Short exercise: Your task is to restate the data word for word.

* begin Data provided *

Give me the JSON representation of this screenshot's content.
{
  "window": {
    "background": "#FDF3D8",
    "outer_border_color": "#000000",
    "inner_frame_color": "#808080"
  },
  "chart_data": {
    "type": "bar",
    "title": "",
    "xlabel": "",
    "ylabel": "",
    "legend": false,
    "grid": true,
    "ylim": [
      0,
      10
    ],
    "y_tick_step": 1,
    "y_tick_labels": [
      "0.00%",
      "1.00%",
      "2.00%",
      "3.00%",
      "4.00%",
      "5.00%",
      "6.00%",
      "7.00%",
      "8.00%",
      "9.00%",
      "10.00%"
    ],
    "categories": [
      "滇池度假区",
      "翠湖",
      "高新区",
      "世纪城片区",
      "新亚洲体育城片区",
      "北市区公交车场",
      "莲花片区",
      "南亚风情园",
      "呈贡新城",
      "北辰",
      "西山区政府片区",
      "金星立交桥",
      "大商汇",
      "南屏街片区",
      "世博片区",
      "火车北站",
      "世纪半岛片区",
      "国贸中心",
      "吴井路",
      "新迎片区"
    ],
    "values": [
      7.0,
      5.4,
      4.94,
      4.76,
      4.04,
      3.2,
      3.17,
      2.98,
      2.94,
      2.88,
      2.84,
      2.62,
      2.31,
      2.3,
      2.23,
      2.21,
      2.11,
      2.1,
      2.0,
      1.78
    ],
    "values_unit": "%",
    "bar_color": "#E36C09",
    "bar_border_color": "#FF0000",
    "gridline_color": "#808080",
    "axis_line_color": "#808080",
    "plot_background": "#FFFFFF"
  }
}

* end Data provided *

Output of the task:
Give me the JSON representation of this screenshot's content.
{
  "window": {
    "background": "#FDF3D8",
    "outer_border_color": "#000000",
    "inner_frame_color": "#808080"
  },
  "chart_data": {
    "type": "bar",
    "title": "",
    "xlabel": "",
    "ylabel": "",
    "legend": false,
    "grid": true,
    "ylim": [
      0,
      10
    ],
    "y_tick_step": 1,
    "y_tick_labels": [
      "0.00%",
      "1.00%",
      "2.00%",
      "3.00%",
      "4.00%",
      "5.00%",
      "6.00%",
      "7.00%",
      "8.00%",
      "9.00%",
      "10.00%"
    ],
    "categories": [
      "滇池度假区",
      "翠湖",
      "高新区",
      "世纪城片区",
      "新亚洲体育城片区",
      "北市区公交车场",
      "莲花片区",
      "南亚风情园",
      "呈贡新城",
      "北辰",
      "西山区政府片区",
      "金星立交桥",
      "大商汇",
      "南屏街片区",
      "世博片区",
      "火车北站",
      "世纪半岛片区",
      "国贸中心",
      "吴井路",
      "新迎片区"
    ],
    "values": [
      7.0,
      5.4,
      4.94,
      4.76,
      4.04,
      3.2,
      3.17,
      2.98,
      2.94,
      2.88,
      2.84,
      2.62,
      2.31,
      2.3,
      2.23,
      2.21,
      2.11,
      2.1,
      2.0,
      1.78
    ],
    "values_unit": "%",
    "bar_color": "#E36C09",
    "bar_border_color": "#FF0000",
    "gridline_color": "#808080",
    "axis_line_color": "#808080",
    "plot_background": "#FFFFFF"
  }
}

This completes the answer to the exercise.